Extract every entry word for word.

━━━ SOURCE MATERIAL

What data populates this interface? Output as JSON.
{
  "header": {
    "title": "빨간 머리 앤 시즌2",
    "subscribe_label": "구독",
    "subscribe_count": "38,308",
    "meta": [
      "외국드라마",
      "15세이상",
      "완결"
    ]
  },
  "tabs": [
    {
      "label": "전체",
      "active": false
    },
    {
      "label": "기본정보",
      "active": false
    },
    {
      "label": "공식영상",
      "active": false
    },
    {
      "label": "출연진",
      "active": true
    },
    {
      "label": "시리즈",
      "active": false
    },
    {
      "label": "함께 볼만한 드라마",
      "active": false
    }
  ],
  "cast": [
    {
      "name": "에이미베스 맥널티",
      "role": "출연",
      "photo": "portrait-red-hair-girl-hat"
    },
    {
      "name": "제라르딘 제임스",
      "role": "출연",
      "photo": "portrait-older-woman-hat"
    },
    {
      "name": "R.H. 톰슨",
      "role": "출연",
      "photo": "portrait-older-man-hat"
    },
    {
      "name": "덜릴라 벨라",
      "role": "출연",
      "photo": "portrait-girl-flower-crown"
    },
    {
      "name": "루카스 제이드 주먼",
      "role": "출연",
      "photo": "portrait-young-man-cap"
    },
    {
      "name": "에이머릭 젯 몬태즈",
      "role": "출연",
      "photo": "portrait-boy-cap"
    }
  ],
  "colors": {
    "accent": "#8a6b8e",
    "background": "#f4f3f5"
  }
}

━━━━━━

### RESPONSE TO THE TASK
What data populates this interface? Output as JSON.
{
  "header": {
    "title": "빨간 머리 앤 시즌2",
    "subscribe_label": "구독",
    "subscribe_count": "38,308",
    "meta": [
      "외국드라마",
      "15세이상",
      "완결"
    ]
  },
  "tabs": [
    {
      "label": "전체",
      "active": false
    },
    {
      "label": "기본정보",
      "active": false
    },
    {
      "label": "공식영상",
      "active": false
    },
    {
      "label": "출연진",
      "active": true
    },
    {
      "label": "시리즈",
      "active": false
    },
    {
      "label": "함께 볼만한 드라마",
      "active": false
    }
  ],
  "cast": [
    {
      "name": "에이미베스 맥널티",
      "role": "출연",
      "photo": "portrait-red-hair-girl-hat"
    },
    {
      "name": "제라르딘 제임스",
      "role": "출연",
      "photo": "portrait-older-woman-hat"
    },
    {
      "name": "R.H. 톰슨",
      "role": "출연",
      "photo": "portrait-older-man-hat"
    },
    {
      "name": "덜릴라 벨라",
      "role": "출연",
      "photo": "portrait-girl-flower-crown"
    },
    {
      "name": "루카스 제이드 주먼",
      "role": "출연",
      "photo": "portrait-young-man-cap"
    },
    {
      "name": "에이머릭 젯 몬태즈",
      "role": "출연",
      "photo": "portrait-boy-cap"
    }
  ],
  "colors": {
    "accent": "#8a6b8e",
    "background": "#f4f3f5"
  }
}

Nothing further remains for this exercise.